[Consignes de l'exercice]:
**a)** Dites si chacune de ces affirmations s'accorde avec l'entretien, en répondant oui ou non et en citant mot pour mot le passage qui tranche : (i) Pierre de Laubier répond que l'Éducation nationale n'est pas réformable aujourd'hui. (ii) Le recours discret aux classes de niveau et aux options se pratique déjà en toute légalité. (iii) Pierre de Laubier croit beaucoup à une approche détournée et graduelle.
**b)** Recopiez le passage de l'entretien qui va de « Cet article est » à « encore réformable ? », bornes comprises.
**c)** D'après l'entretien, quel était l'ancien nom des classes « préprofessionnelles » ?

[Texte fourni]:
Cet article est le quatrième d’une série d’entretiens, portant sur la crise de l’enseignement français, qu’il a donnée au Rouge et le Noir.
R&N : Un des fils conducteurs de la crise de l’enseignement en France, qu’il soit public ou privé, est sans conteste celui du collège unique. On sait qu’elle n’a pas été la seule, et que chaque ministre se doit de marquer son passage à la rue de Grenelle par une réforme à son nom. Mais l’Éducation nationale est-elle, aujourd’hui, encore réformable ?
Pierre de Laubier : En principe, tout est réformable ! Pourtant, à cette question, je répondrai non. D’abord parce que les hommes politiques, et même les analystes, se contentent de compiler de gros catalogues des maux dont souffre l’enseignement. Mais je n’entends jamais parler du collège unique qui est le nœud du problème. Et je ne pense pas être près d’entendre un homme politique annoncer à ses électeurs que, désormais, les enfants de certains d’entre eux n’entreront plus en sixième. Il est vrai que, pour éviter cet écueil, on pourrait conserver les mots et changer les choses en catimini, par le biais des classes de niveau, des options, des classes « préprofessionnelles » (nouveau nom des anciennes classes de transition). C’est d’ailleurs ce qui se fait déjà, dans l’illégalité : c’est interdit… mais toléré. On pourrait aussi recréer une pluralité de filières sous couvert d’un mot unique, et ouvrir des collèges secondaires, généraux, spéciaux, approfondis, aménagés, pratiques, que sais-je encore ? Les grouillots des ministères ne manqueront pas d’idée à ce sujet : c’est leur métier ! Ce serait refaire en sens inverse le chemin qui a conduit au collège unique, à partir des collèges d’enseignement général et des collèges d’enseignement secondaire. Je ne crois pas beaucoup à cette approche détournée et graduelle. D’abord, les administrateurs du système ne s’y laissent pas prendre si facilement. Et le gradualisme, dit-on, est le stade suprême de l’immobilisme !

[Entrées répertoriées]:

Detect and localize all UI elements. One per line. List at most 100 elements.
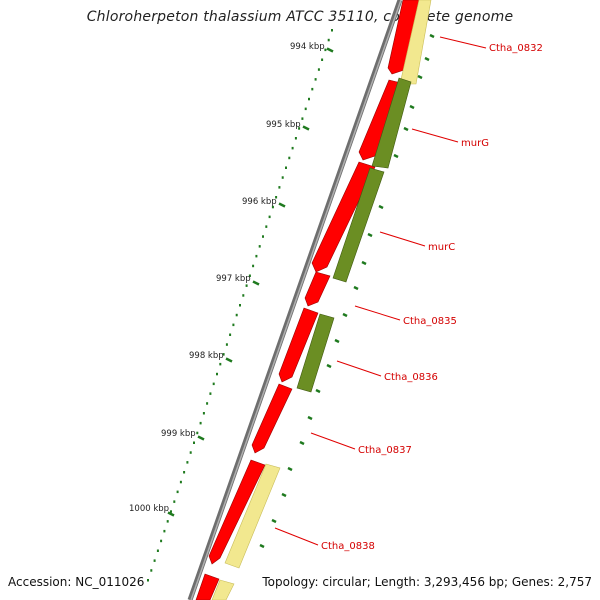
scale-dot (176, 490, 179, 494)
scale-dot (239, 304, 241, 307)
scale-dot (193, 441, 195, 444)
scale-major-tick (225, 357, 233, 363)
gene-label-murc[interactable]: murC (428, 242, 455, 253)
scale-dot (317, 68, 320, 71)
scale-dot (209, 392, 212, 395)
scale-dot (202, 412, 205, 415)
scale-ticks (167, 47, 334, 517)
cds-feature-ring (195, 0, 420, 600)
scale-dot (229, 333, 232, 336)
feature-murg-green (371, 77, 412, 169)
scale-dot (275, 196, 278, 199)
scale-dot (179, 480, 182, 484)
scale-dot-ring (147, 29, 333, 582)
cds-ctha-0836 (278, 307, 319, 383)
scale-dot (327, 38, 330, 42)
feature-next-yellow (211, 579, 235, 600)
gene-label-ctha-0837[interactable]: Ctha_0837 (358, 445, 412, 456)
scale-dot (242, 294, 245, 297)
scale-label-995: 995 kbp (266, 120, 301, 130)
scale-major-tick (197, 435, 205, 441)
gene-label-ctha-0838[interactable]: Ctha_0838 (321, 541, 375, 552)
scale-label-1000: 1000 kbp (129, 504, 169, 514)
cds-ctha-0835 (304, 271, 331, 307)
scale-major-tick (278, 202, 286, 208)
accession-text: Accession: NC_011026 (8, 575, 145, 589)
feature-ctha-0832-yellow (399, 0, 432, 85)
scale-dot (225, 343, 228, 346)
scale-label-999: 999 kbp (161, 429, 196, 439)
scale-dot (281, 176, 284, 179)
scale-dot (156, 549, 159, 552)
scale-dot (291, 146, 294, 150)
gene-label-ctha-0835[interactable]: Ctha_0835 (403, 316, 457, 327)
scale-dot (258, 245, 261, 248)
scale-dot (186, 461, 189, 464)
scale-dot (216, 372, 218, 376)
scale-dot (252, 264, 255, 268)
scale-dot (314, 78, 317, 81)
scale-label-996: 996 kbp (242, 197, 277, 207)
scale-dot (173, 500, 176, 503)
scale-dot (301, 117, 304, 120)
label-callouts (274, 36, 487, 546)
gene-tick-marks (259, 33, 435, 549)
scale-label-998: 998 kbp (189, 351, 224, 361)
scale-dot (265, 225, 268, 228)
scale-dot (160, 539, 163, 543)
scale-dot (294, 137, 297, 140)
scale-dot (232, 323, 235, 327)
scale-dot (278, 186, 281, 189)
scale-dot (268, 215, 271, 219)
scale-dot (163, 529, 166, 533)
scale-dot (147, 579, 149, 582)
scale-dot (288, 156, 291, 160)
backbone-ring (187, 0, 403, 600)
scale-dot (212, 382, 215, 386)
scale-dot (166, 520, 169, 523)
cds-ctha-0837 (251, 383, 293, 454)
gene-category-ring (211, 0, 432, 600)
scale-dot (321, 58, 324, 61)
scale-major-tick (326, 47, 334, 53)
scale-dot (219, 362, 222, 366)
scale-dot (170, 510, 172, 513)
scale-dot (324, 48, 327, 52)
scale-label-997: 997 kbp (216, 274, 251, 284)
feature-murc-green (332, 167, 385, 283)
scale-dot (311, 87, 314, 91)
scale-major-tick (252, 280, 260, 286)
scale-dot (183, 471, 186, 474)
scale-dot (262, 235, 264, 238)
scale-label-994: 994 kbp (290, 42, 325, 52)
feature-ctha-0838-yellow (224, 463, 281, 569)
scale-dot (298, 127, 301, 130)
scale-dot (255, 254, 258, 258)
scale-major-tick (302, 125, 310, 131)
scale-dot (153, 559, 156, 562)
scale-dot (150, 569, 153, 572)
gene-label-ctha-0836[interactable]: Ctha_0836 (384, 372, 438, 383)
scale-major-tick (167, 511, 175, 517)
scale-dot (206, 402, 209, 405)
scale-dot (271, 205, 274, 209)
cds-ctha-0832 (387, 0, 420, 75)
feature-ctha-0836-green (296, 313, 335, 393)
gene-label-ctha-0832[interactable]: Ctha_0832 (489, 43, 543, 54)
gene-label-murg[interactable]: murG (461, 138, 489, 149)
scale-dot (248, 274, 251, 277)
scale-dot (235, 313, 238, 317)
cds-next (195, 573, 220, 600)
scale-dot (304, 107, 307, 111)
topology-summary: Topology: circular; Length: 3,293,456 bp… (262, 575, 592, 589)
scale-dot (331, 29, 333, 32)
scale-dot (222, 353, 225, 356)
scale-dot (245, 284, 248, 287)
scale-dot (196, 431, 199, 435)
cds-ctha-0838 (208, 459, 266, 565)
scale-dot (285, 166, 287, 169)
scale-dot (189, 451, 192, 454)
scale-dot (199, 421, 202, 425)
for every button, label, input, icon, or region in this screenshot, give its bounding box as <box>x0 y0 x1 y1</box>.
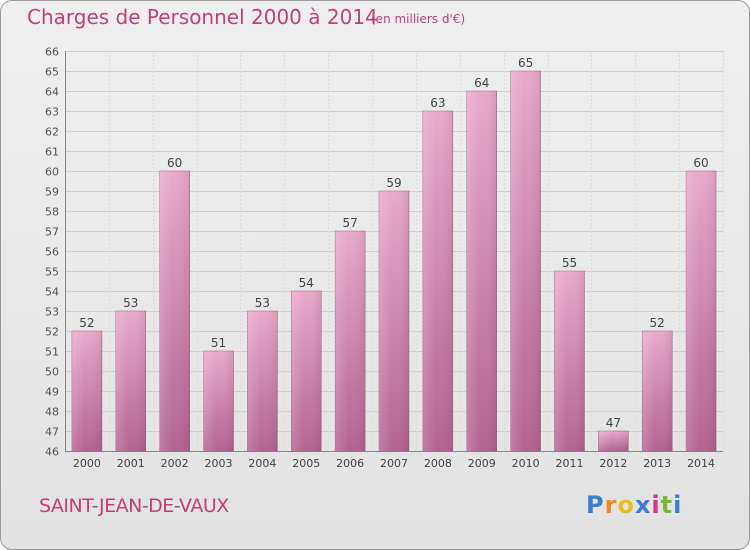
value-label-2012: 47 <box>606 416 621 430</box>
y-tick-label: 50 <box>45 366 59 379</box>
logo-letter: o <box>617 491 635 519</box>
value-label-2013: 52 <box>650 316 665 330</box>
value-label-2000: 52 <box>79 316 94 330</box>
y-tick-label: 58 <box>45 206 59 219</box>
data-labels: 52 53 60 51 53 54 57 59 63 64 65 55 47 52 60 <box>79 56 708 430</box>
bar-shine-2012 <box>598 431 629 451</box>
y-tick-label: 51 <box>45 346 59 359</box>
y-tick-label: 63 <box>45 106 59 119</box>
y-tick-label: 57 <box>45 226 59 239</box>
value-label-2003: 51 <box>211 336 226 350</box>
bar-shine-2013 <box>642 331 673 451</box>
chart-title: Charges de Personnel 2000 à 2014 <box>27 5 378 29</box>
x-tick-label-2006: 2006 <box>336 457 364 470</box>
value-label-2006: 57 <box>342 216 357 230</box>
y-tick-label: 46 <box>45 446 59 459</box>
y-tick-label: 62 <box>45 126 59 139</box>
x-tick-label-2001: 2001 <box>117 457 145 470</box>
bar-shine-2001 <box>115 311 146 451</box>
bar-shine-2014 <box>686 171 717 451</box>
location-name: SAINT-JEAN-DE-VAUX <box>39 495 229 517</box>
bar-shine-2010 <box>510 71 541 451</box>
y-tick-label: 53 <box>45 306 59 319</box>
logo-letter: t <box>660 491 674 519</box>
logo-letter: i <box>651 491 661 519</box>
bar-shine-2008 <box>422 111 453 451</box>
y-tick-label: 54 <box>45 286 59 299</box>
bar-shine-2011 <box>554 271 585 451</box>
bar-shine-2003 <box>203 351 234 451</box>
x-tick-label-2013: 2013 <box>643 457 671 470</box>
chart-subtitle: (en milliers d'€) <box>371 12 466 26</box>
x-tick-label-2002: 2002 <box>161 457 189 470</box>
y-tick-label: 47 <box>45 426 59 439</box>
y-tick-label: 49 <box>45 386 59 399</box>
logo-letter: r <box>604 491 618 519</box>
x-tick-label-2007: 2007 <box>380 457 408 470</box>
x-tick-label-2000: 2000 <box>73 457 101 470</box>
x-tick-label-2009: 2009 <box>468 457 496 470</box>
y-tick-label: 56 <box>45 246 59 259</box>
y-tick-label: 48 <box>45 406 59 419</box>
value-label-2007: 59 <box>386 176 401 190</box>
bars <box>71 70 717 452</box>
x-tick-label-2011: 2011 <box>555 457 583 470</box>
bar-shine-2006 <box>335 231 366 451</box>
value-label-2008: 63 <box>430 96 445 110</box>
x-tick-label-2005: 2005 <box>292 457 320 470</box>
y-tick-label: 64 <box>45 86 59 99</box>
x-tick-label-2012: 2012 <box>599 457 627 470</box>
x-tick-label-2003: 2003 <box>205 457 233 470</box>
proxiti-logo: Proxiti <box>586 491 682 519</box>
value-label-2004: 53 <box>255 296 270 310</box>
logo-letter: P <box>586 491 605 519</box>
y-tick-label: 61 <box>45 146 59 159</box>
value-label-2014: 60 <box>693 156 708 170</box>
value-label-2002: 60 <box>167 156 182 170</box>
y-tick-label: 65 <box>45 66 59 79</box>
logo-letter: i <box>673 491 683 519</box>
x-tick-label-2008: 2008 <box>424 457 452 470</box>
x-tick-label-2004: 2004 <box>248 457 276 470</box>
bar-shine-2004 <box>247 311 278 451</box>
y-tick-label: 66 <box>45 46 59 59</box>
y-tick-label: 59 <box>45 186 59 199</box>
value-label-2010: 65 <box>518 56 533 70</box>
x-tick-label-2010: 2010 <box>512 457 540 470</box>
y-tick-label: 55 <box>45 266 59 279</box>
logo-letter: x <box>634 491 652 519</box>
value-label-2005: 54 <box>299 276 314 290</box>
bar-shine-2007 <box>379 191 409 451</box>
x-tick-label-2014: 2014 <box>687 457 715 470</box>
value-label-2009: 64 <box>474 76 489 90</box>
y-tick-label: 60 <box>45 166 59 179</box>
bar-shine-2005 <box>291 291 322 451</box>
bar-shine-2009 <box>466 91 497 451</box>
bar-shine-2002 <box>159 171 190 451</box>
axes: 46 47 48 49 50 51 52 53 54 55 56 57 58 59 60 61 62 63 64 65… <box>45 46 723 470</box>
value-label-2011: 55 <box>562 256 577 270</box>
y-tick-label: 52 <box>45 326 59 339</box>
value-label-2001: 53 <box>123 296 138 310</box>
bar-shine-2000 <box>71 331 102 451</box>
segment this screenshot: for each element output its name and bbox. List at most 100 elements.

[Résultats par consigne]:
**a)**
(i) Oui : « Pourtant, à cette question, je répondrai non. »
(ii) Non : « C’est d’ailleurs ce qui se fait déjà, dans l’illégalité : c’est interdit… mais toléré. »
(iii) Non : « Je ne crois pas beaucoup à cette approche détournée et graduelle. »

**b)**
Cet article est le quatrième d’une série d’entretiens, portant sur la crise de l’enseignement français, qu’il a donnée au Rouge et le Noir.
R&N : Un des fils conducteurs de la crise de l’enseignement en France, qu’il soit public ou privé, est sans conteste celui du collège unique. On sait qu’elle n’a pas été la seule, et que chaque ministre se doit de marquer son passage à la rue de Grenelle par une réforme à son nom. Mais l’Éducation nationale est-elle, aujourd’hui, encore réformable ?

**c)** Les classes de transition.